==== Extracted material ====
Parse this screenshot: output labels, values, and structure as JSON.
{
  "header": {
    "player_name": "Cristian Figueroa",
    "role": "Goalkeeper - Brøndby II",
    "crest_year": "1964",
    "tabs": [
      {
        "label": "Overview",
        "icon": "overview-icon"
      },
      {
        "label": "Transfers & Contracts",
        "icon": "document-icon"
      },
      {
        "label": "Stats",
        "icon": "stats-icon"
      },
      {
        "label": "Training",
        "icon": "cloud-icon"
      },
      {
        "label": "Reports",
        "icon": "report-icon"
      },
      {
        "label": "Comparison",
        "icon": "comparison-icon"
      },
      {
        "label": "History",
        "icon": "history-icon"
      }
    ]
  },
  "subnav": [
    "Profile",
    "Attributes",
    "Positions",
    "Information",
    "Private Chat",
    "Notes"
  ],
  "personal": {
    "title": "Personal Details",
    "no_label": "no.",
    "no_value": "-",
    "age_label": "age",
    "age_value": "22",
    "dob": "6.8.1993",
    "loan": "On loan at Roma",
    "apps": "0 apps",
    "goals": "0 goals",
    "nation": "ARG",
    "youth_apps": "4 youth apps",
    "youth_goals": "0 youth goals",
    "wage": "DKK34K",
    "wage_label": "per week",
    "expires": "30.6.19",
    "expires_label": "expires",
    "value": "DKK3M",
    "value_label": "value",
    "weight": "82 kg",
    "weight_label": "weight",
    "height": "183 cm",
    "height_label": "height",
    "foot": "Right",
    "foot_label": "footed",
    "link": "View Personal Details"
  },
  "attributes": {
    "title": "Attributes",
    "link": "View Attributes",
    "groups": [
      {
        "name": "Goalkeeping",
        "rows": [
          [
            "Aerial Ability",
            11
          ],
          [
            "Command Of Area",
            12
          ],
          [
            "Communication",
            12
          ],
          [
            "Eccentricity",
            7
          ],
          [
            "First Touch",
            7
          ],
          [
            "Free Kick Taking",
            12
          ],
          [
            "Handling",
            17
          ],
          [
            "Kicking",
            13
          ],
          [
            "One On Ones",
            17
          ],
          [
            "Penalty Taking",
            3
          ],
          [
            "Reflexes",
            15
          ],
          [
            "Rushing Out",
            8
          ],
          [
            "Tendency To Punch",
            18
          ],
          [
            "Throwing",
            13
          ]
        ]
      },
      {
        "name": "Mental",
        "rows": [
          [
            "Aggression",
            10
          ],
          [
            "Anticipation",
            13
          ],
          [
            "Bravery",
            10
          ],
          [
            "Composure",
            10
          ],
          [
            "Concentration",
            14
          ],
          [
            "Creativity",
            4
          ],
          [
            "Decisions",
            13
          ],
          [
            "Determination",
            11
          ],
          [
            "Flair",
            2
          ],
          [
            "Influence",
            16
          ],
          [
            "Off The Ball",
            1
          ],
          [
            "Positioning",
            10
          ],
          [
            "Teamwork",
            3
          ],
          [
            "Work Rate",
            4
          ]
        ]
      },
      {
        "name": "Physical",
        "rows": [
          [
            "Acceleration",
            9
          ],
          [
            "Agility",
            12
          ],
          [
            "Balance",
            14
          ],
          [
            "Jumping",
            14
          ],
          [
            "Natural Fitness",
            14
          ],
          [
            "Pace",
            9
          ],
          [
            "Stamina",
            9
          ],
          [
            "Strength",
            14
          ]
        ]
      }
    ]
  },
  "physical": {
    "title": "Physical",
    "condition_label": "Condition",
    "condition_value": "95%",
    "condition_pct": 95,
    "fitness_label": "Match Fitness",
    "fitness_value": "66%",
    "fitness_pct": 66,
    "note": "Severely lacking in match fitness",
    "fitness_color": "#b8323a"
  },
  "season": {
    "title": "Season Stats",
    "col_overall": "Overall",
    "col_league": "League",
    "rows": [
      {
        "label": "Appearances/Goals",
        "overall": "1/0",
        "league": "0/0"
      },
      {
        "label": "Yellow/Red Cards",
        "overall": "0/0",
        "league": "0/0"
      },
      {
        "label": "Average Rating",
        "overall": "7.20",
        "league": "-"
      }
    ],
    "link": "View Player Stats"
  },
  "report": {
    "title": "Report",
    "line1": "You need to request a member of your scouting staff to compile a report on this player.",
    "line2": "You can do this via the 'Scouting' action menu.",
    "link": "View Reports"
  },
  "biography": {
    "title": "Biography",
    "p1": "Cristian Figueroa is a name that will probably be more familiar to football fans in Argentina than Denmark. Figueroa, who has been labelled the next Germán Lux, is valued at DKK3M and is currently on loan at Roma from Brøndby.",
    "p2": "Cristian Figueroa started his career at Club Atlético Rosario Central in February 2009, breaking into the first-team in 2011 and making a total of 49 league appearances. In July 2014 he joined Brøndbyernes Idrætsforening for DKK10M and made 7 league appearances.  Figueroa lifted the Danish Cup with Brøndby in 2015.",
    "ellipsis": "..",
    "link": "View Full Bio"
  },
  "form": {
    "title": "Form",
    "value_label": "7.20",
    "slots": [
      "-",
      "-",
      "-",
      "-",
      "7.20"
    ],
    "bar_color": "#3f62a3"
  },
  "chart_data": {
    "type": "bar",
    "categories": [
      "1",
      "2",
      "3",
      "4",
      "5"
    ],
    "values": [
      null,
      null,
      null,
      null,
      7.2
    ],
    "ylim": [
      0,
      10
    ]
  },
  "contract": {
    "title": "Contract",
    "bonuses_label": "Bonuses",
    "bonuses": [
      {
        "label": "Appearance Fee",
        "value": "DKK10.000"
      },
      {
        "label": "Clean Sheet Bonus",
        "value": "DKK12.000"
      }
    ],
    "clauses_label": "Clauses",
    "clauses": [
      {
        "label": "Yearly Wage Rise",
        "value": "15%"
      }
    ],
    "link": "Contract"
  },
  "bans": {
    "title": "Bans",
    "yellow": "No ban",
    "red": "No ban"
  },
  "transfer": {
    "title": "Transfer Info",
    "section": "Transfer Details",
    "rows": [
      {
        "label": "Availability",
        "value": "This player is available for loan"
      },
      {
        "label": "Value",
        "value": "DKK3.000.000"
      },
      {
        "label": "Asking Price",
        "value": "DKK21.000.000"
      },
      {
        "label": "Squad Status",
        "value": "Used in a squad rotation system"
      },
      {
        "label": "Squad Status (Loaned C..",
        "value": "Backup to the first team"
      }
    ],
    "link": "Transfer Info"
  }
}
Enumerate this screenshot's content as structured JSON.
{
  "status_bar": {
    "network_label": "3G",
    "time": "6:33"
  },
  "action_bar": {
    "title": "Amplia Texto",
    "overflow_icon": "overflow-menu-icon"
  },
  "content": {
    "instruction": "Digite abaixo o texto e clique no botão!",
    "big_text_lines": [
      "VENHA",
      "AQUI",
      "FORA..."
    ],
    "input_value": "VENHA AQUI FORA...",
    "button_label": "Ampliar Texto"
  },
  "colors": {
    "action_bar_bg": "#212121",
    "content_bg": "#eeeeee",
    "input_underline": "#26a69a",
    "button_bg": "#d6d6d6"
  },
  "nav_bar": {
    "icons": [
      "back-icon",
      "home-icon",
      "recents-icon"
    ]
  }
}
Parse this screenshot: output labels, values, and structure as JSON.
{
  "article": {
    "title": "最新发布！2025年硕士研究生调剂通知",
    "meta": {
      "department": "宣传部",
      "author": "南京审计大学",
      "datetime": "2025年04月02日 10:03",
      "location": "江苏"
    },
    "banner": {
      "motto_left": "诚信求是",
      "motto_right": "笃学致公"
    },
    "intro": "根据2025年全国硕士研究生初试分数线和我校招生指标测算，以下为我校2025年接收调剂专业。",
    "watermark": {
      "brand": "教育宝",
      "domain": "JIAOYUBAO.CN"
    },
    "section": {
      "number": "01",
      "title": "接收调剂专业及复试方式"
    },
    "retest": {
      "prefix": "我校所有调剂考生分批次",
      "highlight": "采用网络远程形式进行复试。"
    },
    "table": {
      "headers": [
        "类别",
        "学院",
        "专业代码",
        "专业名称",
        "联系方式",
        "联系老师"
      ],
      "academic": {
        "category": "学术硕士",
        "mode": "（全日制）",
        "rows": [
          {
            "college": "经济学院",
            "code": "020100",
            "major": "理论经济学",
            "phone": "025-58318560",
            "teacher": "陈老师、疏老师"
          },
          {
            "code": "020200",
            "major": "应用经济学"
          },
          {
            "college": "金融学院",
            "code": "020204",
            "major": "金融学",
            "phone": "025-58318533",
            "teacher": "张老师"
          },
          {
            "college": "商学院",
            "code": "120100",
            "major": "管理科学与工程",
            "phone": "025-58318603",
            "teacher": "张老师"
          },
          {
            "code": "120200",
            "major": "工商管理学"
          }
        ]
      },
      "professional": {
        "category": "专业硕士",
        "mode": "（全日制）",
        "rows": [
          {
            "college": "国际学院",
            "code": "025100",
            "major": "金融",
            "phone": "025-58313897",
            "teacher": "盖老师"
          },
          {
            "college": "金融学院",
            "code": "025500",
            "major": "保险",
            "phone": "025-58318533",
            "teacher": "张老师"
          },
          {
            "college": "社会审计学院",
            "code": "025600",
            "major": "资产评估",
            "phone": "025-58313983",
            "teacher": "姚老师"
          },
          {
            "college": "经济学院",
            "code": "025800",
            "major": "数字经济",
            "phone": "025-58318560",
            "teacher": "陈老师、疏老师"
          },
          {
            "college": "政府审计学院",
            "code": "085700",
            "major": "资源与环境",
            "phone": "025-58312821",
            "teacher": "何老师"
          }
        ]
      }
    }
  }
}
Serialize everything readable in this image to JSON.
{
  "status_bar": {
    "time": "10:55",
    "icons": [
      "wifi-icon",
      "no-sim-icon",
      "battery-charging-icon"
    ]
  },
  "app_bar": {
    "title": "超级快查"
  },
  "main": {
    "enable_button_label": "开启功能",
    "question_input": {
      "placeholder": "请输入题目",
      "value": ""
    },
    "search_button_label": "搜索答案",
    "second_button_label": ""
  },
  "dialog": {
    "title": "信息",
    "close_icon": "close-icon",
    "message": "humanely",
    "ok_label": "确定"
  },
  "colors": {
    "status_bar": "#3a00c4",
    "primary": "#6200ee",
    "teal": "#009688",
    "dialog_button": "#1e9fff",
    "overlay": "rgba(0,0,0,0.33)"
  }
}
====
§ What you need to do: Quote only the lines from the line containing "Serialize everything readable" through the end of the entries, keeping the first and the last.

§ Answer to the task:
Serialize everything readable in this image to JSON.
{
  "status_bar": {
    "time": "10:55",
    "icons": [
      "wifi-icon",
      "no-sim-icon",
      "battery-charging-icon"
    ]
  },
  "app_bar": {
    "title": "超级快查"
  },
  "main": {
    "enable_button_label": "开启功能",
    "question_input": {
      "placeholder": "请输入题目",
      "value": ""
    },
    "search_button_label": "搜索答案",
    "second_button_label": ""
  },
  "dialog": {
    "title": "信息",
    "close_icon": "close-icon",
    "message": "humanely",
    "ok_label": "确定"
  },
  "colors": {
    "status_bar": "#3a00c4",
    "primary": "#6200ee",
    "teal": "#009688",
    "dialog_button": "#1e9fff",
    "overlay": "rgba(0,0,0,0.33)"
  }
}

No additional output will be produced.